TO DO: Give the entries again, word for word.

Start of EXTRACTED DATA

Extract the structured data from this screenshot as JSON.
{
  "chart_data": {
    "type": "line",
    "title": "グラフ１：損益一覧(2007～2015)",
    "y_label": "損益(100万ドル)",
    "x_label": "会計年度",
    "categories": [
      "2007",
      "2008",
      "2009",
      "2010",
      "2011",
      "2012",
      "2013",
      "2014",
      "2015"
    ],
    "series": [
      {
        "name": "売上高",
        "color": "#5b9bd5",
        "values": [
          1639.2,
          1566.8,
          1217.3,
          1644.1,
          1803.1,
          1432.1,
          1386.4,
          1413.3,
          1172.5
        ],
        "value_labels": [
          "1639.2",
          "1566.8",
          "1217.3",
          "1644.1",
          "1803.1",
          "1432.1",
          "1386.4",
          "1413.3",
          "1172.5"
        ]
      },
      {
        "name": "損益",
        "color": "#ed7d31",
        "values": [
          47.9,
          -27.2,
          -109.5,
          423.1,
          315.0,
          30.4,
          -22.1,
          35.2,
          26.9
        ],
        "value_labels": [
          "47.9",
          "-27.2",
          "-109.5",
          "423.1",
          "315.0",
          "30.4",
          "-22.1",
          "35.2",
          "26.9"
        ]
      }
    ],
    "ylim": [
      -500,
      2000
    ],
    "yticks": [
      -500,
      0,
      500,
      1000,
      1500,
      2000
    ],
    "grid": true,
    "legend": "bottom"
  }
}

End of EXTRACTED DATA

SOLVED PROBLEM:
Extract the structured data from this screenshot as JSON.
{
  "chart_data": {
    "type": "line",
    "title": "グラフ１：損益一覧(2007～2015)",
    "y_label": "損益(100万ドル)",
    "x_label": "会計年度",
    "categories": [
      "2007",
      "2008",
      "2009",
      "2010",
      "2011",
      "2012",
      "2013",
      "2014",
      "2015"
    ],
    "series": [
      {
        "name": "売上高",
        "color": "#5b9bd5",
        "values": [
          1639.2,
          1566.8,
          1217.3,
          1644.1,
          1803.1,
          1432.1,
          1386.4,
          1413.3,
          1172.5
        ],
        "value_labels": [
          "1639.2",
          "1566.8",
          "1217.3",
          "1644.1",
          "1803.1",
          "1432.1",
          "1386.4",
          "1413.3",
          "1172.5"
        ]
      },
      {
        "name": "損益",
        "color": "#ed7d31",
        "values": [
          47.9,
          -27.2,
          -109.5,
          423.1,
          315.0,
          30.4,
          -22.1,
          35.2,
          26.9
        ],
        "value_labels": [
          "47.9",
          "-27.2",
          "-109.5",
          "423.1",
          "315.0",
          "30.4",
          "-22.1",
          "35.2",
          "26.9"
        ]
      }
    ],
    "ylim": [
      -500,
      2000
    ],
    "yticks": [
      -500,
      0,
      500,
      1000,
      1500,
      2000
    ],
    "grid": true,
    "legend": "bottom"
  }
}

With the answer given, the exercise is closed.